| Records for the task |
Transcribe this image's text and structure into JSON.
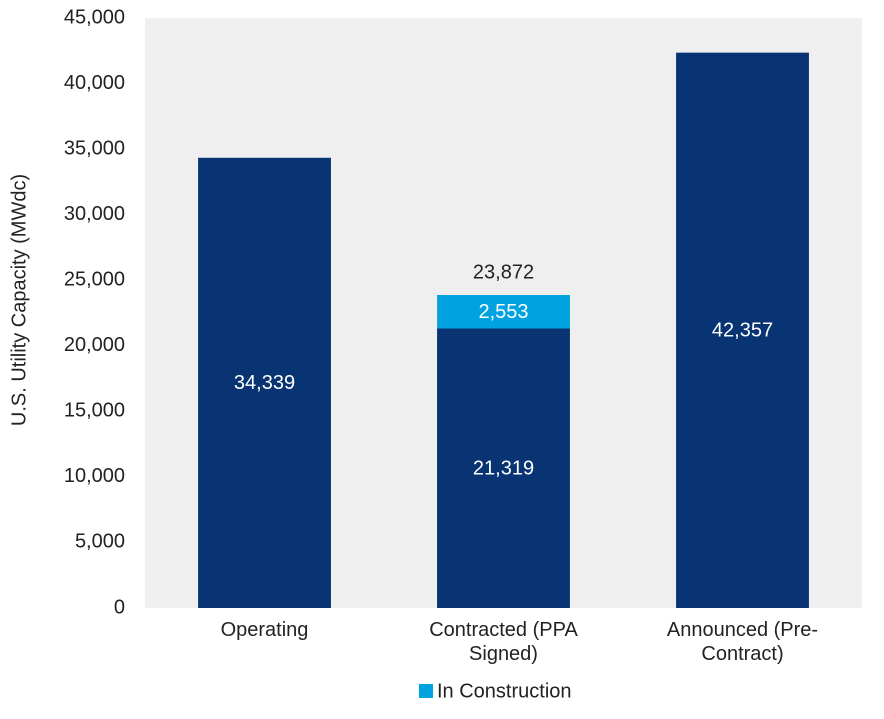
{
  "chart_data": {
    "type": "stacked-bar",
    "y_label": "U.S. Utility Capacity (MWdc)",
    "categories": [
      "Operating",
      "Contracted (PPA Signed)",
      "Announced (Pre-Contract)"
    ],
    "series": [
      {
        "color": "#083474",
        "values": [
          34339,
          21319,
          42357
        ],
        "value_labels": [
          "34,339",
          "21,319",
          "42,357"
        ]
      },
      {
        "name": "In Construction",
        "color": "#00a3e0",
        "values": [
          null,
          2553,
          null
        ],
        "value_labels": [
          null,
          "2,553",
          null
        ]
      }
    ],
    "totals": [
      null,
      23872,
      null
    ],
    "total_labels": [
      null,
      "23,872",
      null
    ],
    "ylim": [
      0,
      45000
    ],
    "yticks": [
      0,
      {
        "value": 5000,
        "label": "5,000"
      },
      {
        "value": 10000,
        "label": "10,000"
      },
      {
        "value": 15000,
        "label": "15,000"
      },
      {
        "value": 20000,
        "label": "20,000"
      },
      {
        "value": 25000,
        "label": "25,000"
      },
      {
        "value": 30000,
        "label": "30,000"
      },
      {
        "value": 35000,
        "label": "35,000"
      },
      {
        "value": 40000,
        "label": "40,000"
      },
      {
        "value": 45000,
        "label": "45,000"
      }
    ],
    "plot_background": "#efefef",
    "legend": "bottom"
  }
}
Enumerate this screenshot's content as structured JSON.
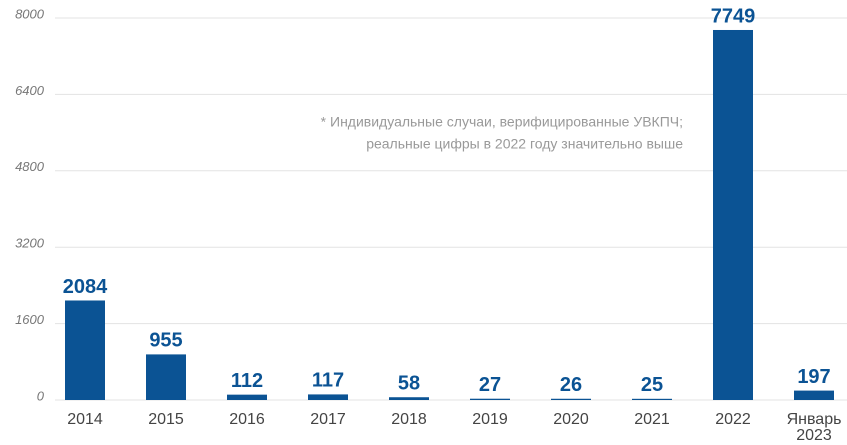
{
  "chart_data": {
    "type": "bar",
    "categories": [
      "2014",
      "2015",
      "2016",
      "2017",
      "2018",
      "2019",
      "2020",
      "2021",
      "2022",
      "Январь 2023"
    ],
    "values": [
      2084,
      955,
      112,
      117,
      58,
      27,
      26,
      25,
      7749,
      197
    ],
    "color": "#0b5394",
    "ylim": [
      0,
      8000
    ],
    "yticks": [
      0,
      1600,
      3200,
      4800,
      6400,
      8000
    ],
    "grid": true,
    "annotation": [
      "* Индивидуальные случаи, верифицированные УВКПЧ;",
      "реальные цифры в 2022 году значительно выше"
    ]
  }
}
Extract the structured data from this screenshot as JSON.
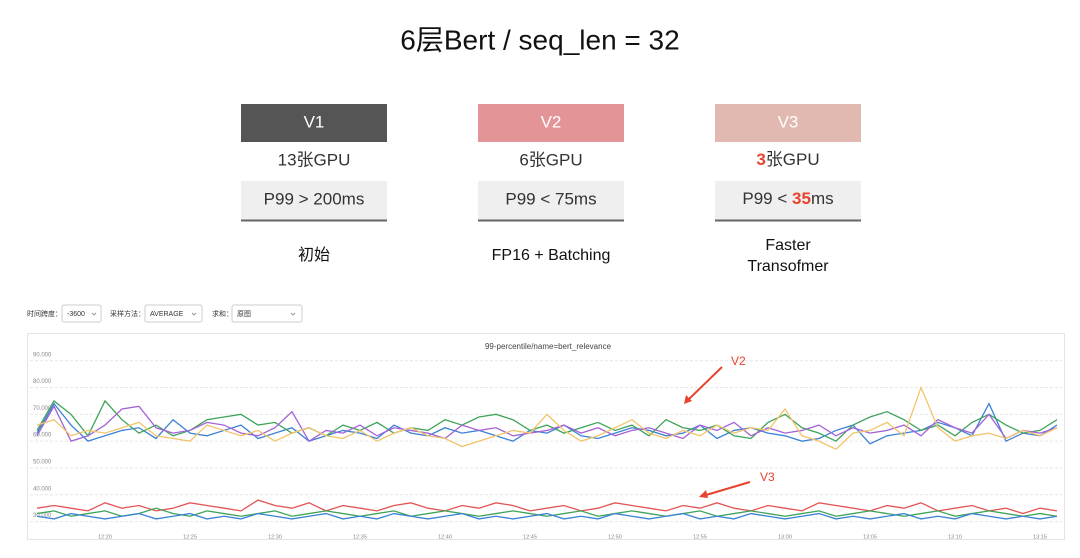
{
  "title": "6层Bert / seq_len = 32",
  "cards": [
    {
      "header": "V1",
      "gpus": [
        "13张GPU"
      ],
      "latency": [
        "P99 > 200ms"
      ],
      "caption": [
        "初始"
      ]
    },
    {
      "header": "V2",
      "gpus": [
        "6张GPU"
      ],
      "latency": [
        "P99 < 75ms"
      ],
      "caption": [
        "FP16 + Batching"
      ]
    },
    {
      "header": "V3",
      "gpus": [
        "3",
        "张GPU"
      ],
      "latency": [
        "P99 < ",
        "35",
        "ms"
      ],
      "caption": [
        "Faster",
        "Transofmer"
      ]
    }
  ],
  "controls": {
    "span_label": "时间跨度：",
    "span": "-3600",
    "method_label": "采样方法：",
    "method": "AVERAGE",
    "sum_label": "求和：",
    "sum": "原图"
  },
  "chart_data": {
    "type": "line",
    "title": "99-percentile/name=bert_relevance",
    "annotations": [
      "V2",
      "V3"
    ],
    "categories": [
      null,
      null,
      null,
      null,
      "12:20",
      null,
      null,
      null,
      null,
      "12:25",
      null,
      null,
      null,
      null,
      "12:30",
      null,
      null,
      null,
      null,
      "12:35",
      null,
      null,
      null,
      null,
      "12:40",
      null,
      null,
      null,
      null,
      "12:45",
      null,
      null,
      null,
      null,
      "12:50",
      null,
      null,
      null,
      null,
      "12:55",
      null,
      null,
      null,
      null,
      "13:00",
      null,
      null,
      null,
      null,
      "13:05",
      null,
      null,
      null,
      null,
      "13:10",
      null,
      null,
      null,
      null,
      "13:15",
      null
    ],
    "ylim": [
      25,
      94
    ],
    "yticks": [
      {
        "value": 30,
        "label": "30.000"
      },
      {
        "value": 40,
        "label": "40.000"
      },
      {
        "value": 50,
        "label": "50.000"
      },
      {
        "value": 60,
        "label": "60.000"
      },
      {
        "value": 70,
        "label": "70.000"
      },
      {
        "value": 80,
        "label": "80.000"
      },
      {
        "value": 90,
        "label": "90.000"
      }
    ],
    "grid": true,
    "series": [
      {
        "color": "#3b82d6",
        "values": [
          63,
          74,
          66,
          60,
          62,
          64,
          65,
          61,
          68,
          63,
          62,
          64,
          66,
          61,
          63,
          65,
          60,
          62,
          64,
          63,
          61,
          66,
          63,
          62,
          65,
          63,
          64,
          62,
          60,
          64,
          63,
          66,
          62,
          61,
          63,
          65,
          64,
          62,
          63,
          66,
          61,
          64,
          65,
          63,
          62,
          60,
          61,
          64,
          66,
          59,
          62,
          63,
          64,
          67,
          65,
          62,
          74,
          60,
          63,
          62,
          66
        ]
      },
      {
        "color": "#3fa35a",
        "values": [
          64,
          75,
          70,
          62,
          75,
          68,
          63,
          66,
          62,
          64,
          68,
          69,
          70,
          66,
          67,
          63,
          65,
          62,
          66,
          64,
          67,
          63,
          65,
          64,
          68,
          66,
          69,
          70,
          68,
          64,
          66,
          63,
          65,
          67,
          64,
          66,
          62,
          68,
          65,
          64,
          66,
          62,
          61,
          67,
          70,
          65,
          63,
          60,
          66,
          69,
          71,
          68,
          64,
          66,
          62,
          67,
          70,
          66,
          63,
          64,
          68
        ]
      },
      {
        "color": "#a463d8",
        "values": [
          62,
          73,
          60,
          62,
          66,
          72,
          73,
          65,
          63,
          64,
          67,
          66,
          63,
          62,
          65,
          71,
          60,
          64,
          63,
          66,
          62,
          65,
          64,
          63,
          61,
          66,
          64,
          65,
          62,
          63,
          64,
          66,
          63,
          65,
          62,
          64,
          65,
          63,
          61,
          66,
          64,
          67,
          62,
          65,
          63,
          64,
          66,
          62,
          65,
          63,
          64,
          66,
          62,
          68,
          65,
          63,
          70,
          61,
          64,
          63,
          65
        ]
      },
      {
        "color": "#f2c46a",
        "values": [
          66,
          68,
          62,
          64,
          63,
          65,
          67,
          62,
          61,
          60,
          66,
          64,
          62,
          64,
          60,
          63,
          65,
          62,
          61,
          64,
          60,
          63,
          65,
          62,
          61,
          58,
          60,
          62,
          64,
          63,
          70,
          64,
          60,
          62,
          65,
          68,
          63,
          61,
          64,
          62,
          66,
          63,
          65,
          64,
          72,
          62,
          60,
          57,
          63,
          64,
          67,
          62,
          80,
          65,
          60,
          62,
          63,
          61,
          64,
          62,
          65
        ]
      },
      {
        "color": "#e35454",
        "values": [
          35,
          36,
          35,
          34,
          37,
          35,
          36,
          34,
          35,
          37,
          36,
          35,
          34,
          38,
          36,
          35,
          37,
          34,
          36,
          35,
          34,
          36,
          37,
          35,
          34,
          36,
          35,
          37,
          36,
          34,
          35,
          36,
          34,
          35,
          37,
          36,
          35,
          34,
          36,
          35,
          37,
          35,
          34,
          36,
          35,
          34,
          37,
          36,
          35,
          34,
          36,
          35,
          37,
          34,
          35,
          36,
          34,
          35,
          33,
          35,
          34
        ]
      },
      {
        "color": "#3fa35a",
        "values": [
          33,
          34,
          32,
          33,
          34,
          32,
          33,
          35,
          33,
          32,
          34,
          33,
          32,
          33,
          34,
          32,
          33,
          34,
          33,
          32,
          33,
          34,
          32,
          33,
          34,
          33,
          32,
          33,
          34,
          33,
          32,
          33,
          34,
          32,
          33,
          34,
          33,
          32,
          33,
          34,
          32,
          33,
          34,
          33,
          32,
          33,
          34,
          32,
          33,
          34,
          33,
          32,
          33,
          34,
          32,
          33,
          34,
          33,
          32,
          33,
          32
        ]
      },
      {
        "color": "#3b82d6",
        "values": [
          32,
          31,
          33,
          32,
          31,
          32,
          33,
          31,
          32,
          33,
          31,
          32,
          31,
          33,
          32,
          31,
          32,
          33,
          31,
          32,
          31,
          33,
          32,
          31,
          32,
          33,
          31,
          32,
          31,
          32,
          33,
          31,
          32,
          31,
          33,
          32,
          31,
          32,
          33,
          31,
          32,
          31,
          33,
          32,
          31,
          32,
          33,
          31,
          32,
          31,
          32,
          33,
          31,
          32,
          31,
          33,
          32,
          31,
          32,
          31,
          32
        ]
      }
    ]
  }
}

| The request |
Find every line with "JSON" in the listing and state how many there are, nothing else.

| Solution for this exercise |
3